↓

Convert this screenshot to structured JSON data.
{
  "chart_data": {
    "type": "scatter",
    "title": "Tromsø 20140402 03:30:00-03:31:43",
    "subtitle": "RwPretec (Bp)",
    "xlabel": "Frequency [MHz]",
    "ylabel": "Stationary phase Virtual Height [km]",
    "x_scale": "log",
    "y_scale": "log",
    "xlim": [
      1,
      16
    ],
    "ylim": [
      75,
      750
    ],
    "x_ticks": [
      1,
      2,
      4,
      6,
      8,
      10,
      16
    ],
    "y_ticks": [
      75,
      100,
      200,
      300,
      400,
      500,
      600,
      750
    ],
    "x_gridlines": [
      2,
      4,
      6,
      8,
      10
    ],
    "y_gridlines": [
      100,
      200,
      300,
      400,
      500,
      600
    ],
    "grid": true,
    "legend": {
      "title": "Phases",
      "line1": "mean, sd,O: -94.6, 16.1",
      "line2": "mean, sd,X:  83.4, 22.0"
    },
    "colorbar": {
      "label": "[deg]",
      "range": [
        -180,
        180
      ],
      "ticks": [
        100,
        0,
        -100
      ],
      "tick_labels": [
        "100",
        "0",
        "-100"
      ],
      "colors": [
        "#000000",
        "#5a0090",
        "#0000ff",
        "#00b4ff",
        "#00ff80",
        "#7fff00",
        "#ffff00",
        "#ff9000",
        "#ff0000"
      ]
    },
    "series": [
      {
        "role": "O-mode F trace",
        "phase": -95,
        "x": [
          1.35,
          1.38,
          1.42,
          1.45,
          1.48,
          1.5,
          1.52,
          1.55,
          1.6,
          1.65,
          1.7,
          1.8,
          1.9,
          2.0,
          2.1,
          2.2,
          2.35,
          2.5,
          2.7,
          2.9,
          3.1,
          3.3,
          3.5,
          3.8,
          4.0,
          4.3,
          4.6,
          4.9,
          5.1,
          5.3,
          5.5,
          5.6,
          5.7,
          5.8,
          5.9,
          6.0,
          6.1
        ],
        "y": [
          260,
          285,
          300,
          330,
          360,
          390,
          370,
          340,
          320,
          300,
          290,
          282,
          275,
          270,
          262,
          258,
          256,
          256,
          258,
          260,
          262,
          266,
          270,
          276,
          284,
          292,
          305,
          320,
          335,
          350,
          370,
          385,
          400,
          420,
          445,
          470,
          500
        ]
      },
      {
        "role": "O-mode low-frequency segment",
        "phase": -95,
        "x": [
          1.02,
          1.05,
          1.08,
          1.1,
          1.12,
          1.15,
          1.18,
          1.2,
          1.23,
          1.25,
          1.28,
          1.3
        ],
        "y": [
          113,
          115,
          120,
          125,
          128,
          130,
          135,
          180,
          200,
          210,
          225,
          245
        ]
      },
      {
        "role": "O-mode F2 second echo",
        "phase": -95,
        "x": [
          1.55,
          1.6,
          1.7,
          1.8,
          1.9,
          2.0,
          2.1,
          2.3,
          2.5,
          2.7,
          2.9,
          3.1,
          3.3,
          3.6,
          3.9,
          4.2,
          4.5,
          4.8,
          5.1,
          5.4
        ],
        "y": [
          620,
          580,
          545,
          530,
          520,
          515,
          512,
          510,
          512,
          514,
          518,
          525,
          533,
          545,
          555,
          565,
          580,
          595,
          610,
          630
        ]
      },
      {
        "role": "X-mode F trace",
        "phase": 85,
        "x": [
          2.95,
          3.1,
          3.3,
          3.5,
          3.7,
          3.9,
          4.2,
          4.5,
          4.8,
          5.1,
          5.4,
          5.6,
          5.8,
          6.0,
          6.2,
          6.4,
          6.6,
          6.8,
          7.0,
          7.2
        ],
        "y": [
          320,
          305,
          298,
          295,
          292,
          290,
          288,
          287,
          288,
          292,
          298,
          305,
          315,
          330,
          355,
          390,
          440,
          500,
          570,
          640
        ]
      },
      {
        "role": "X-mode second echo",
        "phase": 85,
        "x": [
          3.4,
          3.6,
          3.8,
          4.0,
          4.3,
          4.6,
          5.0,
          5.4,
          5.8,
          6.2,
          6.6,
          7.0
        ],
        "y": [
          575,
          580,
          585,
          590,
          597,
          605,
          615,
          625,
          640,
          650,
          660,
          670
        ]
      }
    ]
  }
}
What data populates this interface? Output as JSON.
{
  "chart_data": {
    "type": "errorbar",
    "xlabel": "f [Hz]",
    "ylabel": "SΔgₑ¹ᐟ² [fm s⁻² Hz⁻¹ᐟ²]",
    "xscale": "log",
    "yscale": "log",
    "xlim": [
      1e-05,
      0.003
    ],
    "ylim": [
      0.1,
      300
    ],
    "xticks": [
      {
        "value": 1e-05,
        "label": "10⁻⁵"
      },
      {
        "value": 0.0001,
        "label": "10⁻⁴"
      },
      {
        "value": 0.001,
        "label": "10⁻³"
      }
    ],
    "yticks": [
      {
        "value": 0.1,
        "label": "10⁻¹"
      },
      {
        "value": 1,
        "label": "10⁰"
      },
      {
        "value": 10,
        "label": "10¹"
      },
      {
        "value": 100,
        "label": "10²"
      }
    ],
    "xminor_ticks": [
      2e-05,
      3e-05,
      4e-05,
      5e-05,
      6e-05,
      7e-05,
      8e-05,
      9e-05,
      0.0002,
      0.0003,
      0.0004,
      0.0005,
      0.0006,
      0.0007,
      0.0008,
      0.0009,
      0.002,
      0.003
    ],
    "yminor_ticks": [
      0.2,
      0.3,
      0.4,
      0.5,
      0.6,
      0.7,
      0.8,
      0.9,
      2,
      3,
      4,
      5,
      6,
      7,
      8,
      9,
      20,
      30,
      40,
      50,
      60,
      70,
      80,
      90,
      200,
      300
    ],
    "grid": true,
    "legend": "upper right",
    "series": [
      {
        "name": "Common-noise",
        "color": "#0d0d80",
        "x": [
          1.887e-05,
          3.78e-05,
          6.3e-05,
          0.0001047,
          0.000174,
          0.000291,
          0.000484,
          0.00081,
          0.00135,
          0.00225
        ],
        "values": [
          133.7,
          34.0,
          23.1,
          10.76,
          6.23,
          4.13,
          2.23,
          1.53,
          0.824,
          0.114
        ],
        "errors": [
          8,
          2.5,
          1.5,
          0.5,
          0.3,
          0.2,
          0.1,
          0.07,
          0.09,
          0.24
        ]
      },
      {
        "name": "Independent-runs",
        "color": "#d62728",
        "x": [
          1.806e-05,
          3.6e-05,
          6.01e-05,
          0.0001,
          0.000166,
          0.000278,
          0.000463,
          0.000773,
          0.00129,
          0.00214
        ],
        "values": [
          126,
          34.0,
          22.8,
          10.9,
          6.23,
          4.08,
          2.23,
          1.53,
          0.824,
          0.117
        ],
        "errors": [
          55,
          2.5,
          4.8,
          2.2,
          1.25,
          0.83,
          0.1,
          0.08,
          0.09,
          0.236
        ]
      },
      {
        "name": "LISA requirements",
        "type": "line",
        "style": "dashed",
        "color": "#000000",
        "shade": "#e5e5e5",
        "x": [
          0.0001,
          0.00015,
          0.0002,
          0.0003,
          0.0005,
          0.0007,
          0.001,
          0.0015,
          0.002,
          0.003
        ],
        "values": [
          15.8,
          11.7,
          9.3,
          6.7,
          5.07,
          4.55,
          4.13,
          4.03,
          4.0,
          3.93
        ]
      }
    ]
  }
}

↑

Copy each line of the data exactly, leaving nothing out.

Convert this screenshot to structured JSON data.
{
  "chart_data": {
    "type": "scatter",
    "title": "Tromsø 20140402 03:30:00-03:31:43",
    "subtitle": "RwPretec (Bp)",
    "xlabel": "Frequency [MHz]",
    "ylabel": "Stationary phase Virtual Height [km]",
    "x_scale": "log",
    "y_scale": "log",
    "xlim": [
      1,
      16
    ],
    "ylim": [
      75,
      750
    ],
    "x_ticks": [
      1,
      2,
      4,
      6,
      8,
      10,
      16
    ],
    "y_ticks": [
      75,
      100,
      200,
      300,
      400,
      500,
      600,
      750
    ],
    "x_gridlines": [
      2,
      4,
      6,
      8,
      10
    ],
    "y_gridlines": [
      100,
      200,
      300,
      400,
      500,
      600
    ],
    "grid": true,
    "legend": {
      "title": "Phases",
      "line1": "mean, sd,O: -94.6, 16.1",
      "line2": "mean, sd,X:  83.4, 22.0"
    },
    "colorbar": {
      "label": "[deg]",
      "range": [
        -180,
        180
      ],
      "ticks": [
        100,
        0,
        -100
      ],
      "tick_labels": [
        "100",
        "0",
        "-100"
      ],
      "colors": [
        "#000000",
        "#5a0090",
        "#0000ff",
        "#00b4ff",
        "#00ff80",
        "#7fff00",
        "#ffff00",
        "#ff9000",
        "#ff0000"
      ]
    },
    "series": [
      {
        "role": "O-mode F trace",
        "phase": -95,
        "x": [
          1.35,
          1.38,
          1.42,
          1.45,
          1.48,
          1.5,
          1.52,
          1.55,
          1.6,
          1.65,
          1.7,
          1.8,
          1.9,
          2.0,
          2.1,
          2.2,
          2.35,
          2.5,
          2.7,
          2.9,
          3.1,
          3.3,
          3.5,
          3.8,
          4.0,
          4.3,
          4.6,
          4.9,
          5.1,
          5.3,
          5.5,
          5.6,
          5.7,
          5.8,
          5.9,
          6.0,
          6.1
        ],
        "y": [
          260,
          285,
          300,
          330,
          360,
          390,
          370,
          340,
          320,
          300,
          290,
          282,
          275,
          270,
          262,
          258,
          256,
          256,
          258,
          260,
          262,
          266,
          270,
          276,
          284,
          292,
          305,
          320,
          335,
          350,
          370,
          385,
          400,
          420,
          445,
          470,
          500
        ]
      },
      {
        "role": "O-mode low-frequency segment",
        "phase": -95,
        "x": [
          1.02,
          1.05,
          1.08,
          1.1,
          1.12,
          1.15,
          1.18,
          1.2,
          1.23,
          1.25,
          1.28,
          1.3
        ],
        "y": [
          113,
          115,
          120,
          125,
          128,
          130,
          135,
          180,
          200,
          210,
          225,
          245
        ]
      },
      {
        "role": "O-mode F2 second echo",
        "phase": -95,
        "x": [
          1.55,
          1.6,
          1.7,
          1.8,
          1.9,
          2.0,
          2.1,
          2.3,
          2.5,
          2.7,
          2.9,
          3.1,
          3.3,
          3.6,
          3.9,
          4.2,
          4.5,
          4.8,
          5.1,
          5.4
        ],
        "y": [
          620,
          580,
          545,
          530,
          520,
          515,
          512,
          510,
          512,
          514,
          518,
          525,
          533,
          545,
          555,
          565,
          580,
          595,
          610,
          630
        ]
      },
      {
        "role": "X-mode F trace",
        "phase": 85,
        "x": [
          2.95,
          3.1,
          3.3,
          3.5,
          3.7,
          3.9,
          4.2,
          4.5,
          4.8,
          5.1,
          5.4,
          5.6,
          5.8,
          6.0,
          6.2,
          6.4,
          6.6,
          6.8,
          7.0,
          7.2
        ],
        "y": [
          320,
          305,
          298,
          295,
          292,
          290,
          288,
          287,
          288,
          292,
          298,
          305,
          315,
          330,
          355,
          390,
          440,
          500,
          570,
          640
        ]
      },
      {
        "role": "X-mode second echo",
        "phase": 85,
        "x": [
          3.4,
          3.6,
          3.8,
          4.0,
          4.3,
          4.6,
          5.0,
          5.4,
          5.8,
          6.2,
          6.6,
          7.0
        ],
        "y": [
          575,
          580,
          585,
          590,
          597,
          605,
          615,
          625,
          640,
          650,
          660,
          670
        ]
      }
    ]
  }
}
What data populates this interface? Output as JSON.
{
  "chart_data": {
    "type": "errorbar",
    "xlabel": "f [Hz]",
    "ylabel": "SΔgₑ¹ᐟ² [fm s⁻² Hz⁻¹ᐟ²]",
    "xscale": "log",
    "yscale": "log",
    "xlim": [
      1e-05,
      0.003
    ],
    "ylim": [
      0.1,
      300
    ],
    "xticks": [
      {
        "value": 1e-05,
        "label": "10⁻⁵"
      },
      {
        "value": 0.0001,
        "label": "10⁻⁴"
      },
      {
        "value": 0.001,
        "label": "10⁻³"
      }
    ],
    "yticks": [
      {
        "value": 0.1,
        "label": "10⁻¹"
      },
      {
        "value": 1,
        "label": "10⁰"
      },
      {
        "value": 10,
        "label": "10¹"
      },
      {
        "value": 100,
        "label": "10²"
      }
    ],
    "xminor_ticks": [
      2e-05,
      3e-05,
      4e-05,
      5e-05,
      6e-05,
      7e-05,
      8e-05,
      9e-05,
      0.0002,
      0.0003,
      0.0004,
      0.0005,
      0.0006,
      0.0007,
      0.0008,
      0.0009,
      0.002,
      0.003
    ],
    "yminor_ticks": [
      0.2,
      0.3,
      0.4,
      0.5,
      0.6,
      0.7,
      0.8,
      0.9,
      2,
      3,
      4,
      5,
      6,
      7,
      8,
      9,
      20,
      30,
      40,
      50,
      60,
      70,
      80,
      90,
      200,
      300
    ],
    "grid": true,
    "legend": "upper right",
    "series": [
      {
        "name": "Common-noise",
        "color": "#0d0d80",
        "x": [
          1.887e-05,
          3.78e-05,
          6.3e-05,
          0.0001047,
          0.000174,
          0.000291,
          0.000484,
          0.00081,
          0.00135,
          0.00225
        ],
        "values": [
          133.7,
          34.0,
          23.1,
          10.76,
          6.23,
          4.13,
          2.23,
          1.53,
          0.824,
          0.114
        ],
        "errors": [
          8,
          2.5,
          1.5,
          0.5,
          0.3,
          0.2,
          0.1,
          0.07,
          0.09,
          0.24
        ]
      },
      {
        "name": "Independent-runs",
        "color": "#d62728",
        "x": [
          1.806e-05,
          3.6e-05,
          6.01e-05,
          0.0001,
          0.000166,
          0.000278,
          0.000463,
          0.000773,
          0.00129,
          0.00214
        ],
        "values": [
          126,
          34.0,
          22.8,
          10.9,
          6.23,
          4.08,
          2.23,
          1.53,
          0.824,
          0.117
        ],
        "errors": [
          55,
          2.5,
          4.8,
          2.2,
          1.25,
          0.83,
          0.1,
          0.08,
          0.09,
          0.236
        ]
      },
      {
        "name": "LISA requirements",
        "type": "line",
        "style": "dashed",
        "color": "#000000",
        "shade": "#e5e5e5",
        "x": [
          0.0001,
          0.00015,
          0.0002,
          0.0003,
          0.0005,
          0.0007,
          0.001,
          0.0015,
          0.002,
          0.003
        ],
        "values": [
          15.8,
          11.7,
          9.3,
          6.7,
          5.07,
          4.55,
          4.13,
          4.03,
          4.0,
          3.93
        ]
      }
    ]
  }
}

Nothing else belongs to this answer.